[Figure dataset records]
* * *

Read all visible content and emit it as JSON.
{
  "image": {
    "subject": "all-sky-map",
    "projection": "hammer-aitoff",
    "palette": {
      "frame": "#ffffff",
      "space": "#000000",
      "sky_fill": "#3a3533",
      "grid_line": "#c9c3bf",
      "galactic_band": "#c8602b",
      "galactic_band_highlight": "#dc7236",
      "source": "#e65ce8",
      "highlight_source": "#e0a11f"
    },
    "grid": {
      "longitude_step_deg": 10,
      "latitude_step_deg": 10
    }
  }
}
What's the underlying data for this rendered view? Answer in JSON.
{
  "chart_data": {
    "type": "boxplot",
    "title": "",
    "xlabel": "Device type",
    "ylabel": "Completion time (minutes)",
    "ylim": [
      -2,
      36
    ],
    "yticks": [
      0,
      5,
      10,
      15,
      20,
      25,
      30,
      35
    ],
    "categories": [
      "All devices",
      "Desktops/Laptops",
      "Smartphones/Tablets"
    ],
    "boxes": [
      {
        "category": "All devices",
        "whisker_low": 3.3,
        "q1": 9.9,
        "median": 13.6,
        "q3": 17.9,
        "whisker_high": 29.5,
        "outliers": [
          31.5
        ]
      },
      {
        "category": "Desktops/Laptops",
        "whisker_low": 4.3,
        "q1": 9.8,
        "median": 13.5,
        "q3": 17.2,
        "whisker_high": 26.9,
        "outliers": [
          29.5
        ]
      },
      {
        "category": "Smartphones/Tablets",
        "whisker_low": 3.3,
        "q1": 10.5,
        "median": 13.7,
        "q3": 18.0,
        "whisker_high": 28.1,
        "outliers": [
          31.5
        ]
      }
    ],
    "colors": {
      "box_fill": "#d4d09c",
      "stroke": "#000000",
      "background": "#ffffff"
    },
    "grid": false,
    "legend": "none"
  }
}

* * *

Task description ▸ Repeat exactly the lines from the one containing "What's the underlying" through the last line of the records above, both included, and nothing else.

Written answer ▸
What's the underlying data for this rendered view? Answer in JSON.
{
  "chart_data": {
    "type": "boxplot",
    "title": "",
    "xlabel": "Device type",
    "ylabel": "Completion time (minutes)",
    "ylim": [
      -2,
      36
    ],
    "yticks": [
      0,
      5,
      10,
      15,
      20,
      25,
      30,
      35
    ],
    "categories": [
      "All devices",
      "Desktops/Laptops",
      "Smartphones/Tablets"
    ],
    "boxes": [
      {
        "category": "All devices",
        "whisker_low": 3.3,
        "q1": 9.9,
        "median": 13.6,
        "q3": 17.9,
        "whisker_high": 29.5,
        "outliers": [
          31.5
        ]
      },
      {
        "category": "Desktops/Laptops",
        "whisker_low": 4.3,
        "q1": 9.8,
        "median": 13.5,
        "q3": 17.2,
        "whisker_high": 26.9,
        "outliers": [
          29.5
        ]
      },
      {
        "category": "Smartphones/Tablets",
        "whisker_low": 3.3,
        "q1": 10.5,
        "median": 13.7,
        "q3": 18.0,
        "whisker_high": 28.1,
        "outliers": [
          31.5
        ]
      }
    ],
    "colors": {
      "box_fill": "#d4d09c",
      "stroke": "#000000",
      "background": "#ffffff"
    },
    "grid": false,
    "legend": "none"
  }
}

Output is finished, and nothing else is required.